■ Set Latihan:
1 > Jawablah pertanyaan berikut berdasarkan teks tentang padepokan Nginggil.
(a) Senjata apa saja yang dipakai oleh anggota pasukan yang tidak bersenjata api?
(b) Siapa yang memberi mantra atau jampi pada senjata tersebut?
(c) Kapan jumlah orang yang datang ke padepokan itu mencapai puncaknya?
2 > Tuliskan kembali dengan tepat seluruh bagian teks tentang padepokan Nginggil, mulai dari "Bagi yang tidak" sampai dengan "bulan-bulan awal 1967.".
3 > Lanjutkan teks tentang padepokan Nginggil dari kalimat terakhir yang tercantum.

Bagi yang tidak bersenjata api, senjata yang terkenal dipakai oleh pasukan banteng ulung dan banteng sarinah adalah pentung, kolor, dan iket (singkatan dari PKI). Senjata tersebut telah diberi mantra atau jampi oleh Suro Nginggil dan tidak ketinggalan para anggota pasukan diberi kekebalan, sehingga mereka benar-benar yakin bahwa dirinya telah menjadi digdaya dan kebal terhadap berbagai senjata.

Berdasarkan itu, kelihatan bahwa padepokan Nginggil yang dipimpin Suro Nginggil makin lama makin menyeleweng. Semakin banyak orang datang kesana dan kebanyakan dari mereka adalah orang-orang PKI atau simpatisan-simpatisannya, dan mencapai puncaknya pada bulan-bulan awal 1967.

■ Cuplikan Data:
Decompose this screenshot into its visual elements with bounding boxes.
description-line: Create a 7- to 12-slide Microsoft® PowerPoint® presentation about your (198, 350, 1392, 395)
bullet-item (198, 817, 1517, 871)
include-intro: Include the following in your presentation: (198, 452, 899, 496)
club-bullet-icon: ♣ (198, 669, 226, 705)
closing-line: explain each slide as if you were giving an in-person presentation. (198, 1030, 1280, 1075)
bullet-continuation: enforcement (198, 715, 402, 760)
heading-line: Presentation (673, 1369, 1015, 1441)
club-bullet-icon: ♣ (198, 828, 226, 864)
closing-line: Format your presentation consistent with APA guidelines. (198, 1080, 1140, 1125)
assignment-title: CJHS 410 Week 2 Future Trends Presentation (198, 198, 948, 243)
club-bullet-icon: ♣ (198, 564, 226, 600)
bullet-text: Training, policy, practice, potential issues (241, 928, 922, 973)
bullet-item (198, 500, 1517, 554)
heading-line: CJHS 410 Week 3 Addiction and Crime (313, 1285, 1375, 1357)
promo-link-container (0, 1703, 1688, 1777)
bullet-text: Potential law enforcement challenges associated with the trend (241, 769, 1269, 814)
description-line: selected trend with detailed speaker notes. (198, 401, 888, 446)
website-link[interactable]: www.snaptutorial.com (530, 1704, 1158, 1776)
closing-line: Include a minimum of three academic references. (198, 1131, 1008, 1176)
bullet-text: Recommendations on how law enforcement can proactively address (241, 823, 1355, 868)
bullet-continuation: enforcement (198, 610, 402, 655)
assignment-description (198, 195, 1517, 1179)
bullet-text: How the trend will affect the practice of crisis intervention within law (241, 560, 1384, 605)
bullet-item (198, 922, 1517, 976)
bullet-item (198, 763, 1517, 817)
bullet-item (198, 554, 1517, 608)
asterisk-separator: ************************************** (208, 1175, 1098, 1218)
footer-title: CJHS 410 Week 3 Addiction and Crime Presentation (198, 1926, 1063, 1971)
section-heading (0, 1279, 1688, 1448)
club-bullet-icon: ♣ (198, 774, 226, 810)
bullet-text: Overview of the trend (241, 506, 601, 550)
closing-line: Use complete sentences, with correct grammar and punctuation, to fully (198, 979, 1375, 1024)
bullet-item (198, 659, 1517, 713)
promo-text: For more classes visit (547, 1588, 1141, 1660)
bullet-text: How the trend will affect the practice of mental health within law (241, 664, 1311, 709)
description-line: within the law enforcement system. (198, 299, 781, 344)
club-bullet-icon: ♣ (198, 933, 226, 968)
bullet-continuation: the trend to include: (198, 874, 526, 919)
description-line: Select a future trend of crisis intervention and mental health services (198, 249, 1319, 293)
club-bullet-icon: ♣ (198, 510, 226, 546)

■ Jawaban Tiap Butir:
1 >
(a) Pentung, kolor, dan iket.
(b) Suro Nginggil.
(c) Pada bulan-bulan awal 1967.

2 >
Bagi yang tidak bersenjata api, senjata yang terkenal dipakai oleh pasukan banteng ulung dan banteng sarinah adalah pentung, kolor, dan iket (singkatan dari PKI). Senjata tersebut telah diberi mantra atau jampi oleh Suro Nginggil dan tidak ketinggalan para anggota pasukan diberi kekebalan, sehingga mereka benar-benar yakin bahwa dirinya telah menjadi digdaya dan kebal terhadap berbagai senjata.

Berdasarkan itu, kelihatan bahwa padepokan Nginggil yang dipimpin Suro Nginggil makin lama makin menyeleweng. Semakin banyak orang datang kesana dan kebanyakan dari mereka adalah orang-orang PKI atau simpatisan-simpatisannya, dan mencapai puncaknya pada bulan-bulan awal 1967.

3 >
Tentunya kejadian ini membuat petugas resah. Kala itu, tindakan pertama yang diambil Pangdam VII Diponegoro pada 22 Oktober 1966 adalah perintah penutupan terhadap pertapaan padepokan Nginggil. Perintah tersebut segera dilaksanakan oleh Mayor Srinardi Dandim 0721 Blora selaku pepekuper (pembantu pelaksana kuasa perang) Kabupaten Blora.

Tetapi perintah itu sama sekali tidak dihiraukan. Suro Nginggil akhirnya dipanggil yang berwajib di Blora, melalui seorang utusan bernama Sersan Salim. Utusan ini dikeroyok dan dipukuli oleh kaki tangannya hingga babak belur.

Selanjutnya dicoba lagi mengirim dua orang anggota Kodim 0721 Blora yaitu Peltu Achmat Tego dan Sersan Prapto. Kedua orang ini meski dikenal baik dengan Suro Nginggil, namun kembali dengan tangan hampa. Begitu pula dengan utusan ketiga yang terdiri dari Inspektuf I Darsono, Brig. Pol. Widodo dan Brig.Pol. Satam, yang juga tidak membawa hasil.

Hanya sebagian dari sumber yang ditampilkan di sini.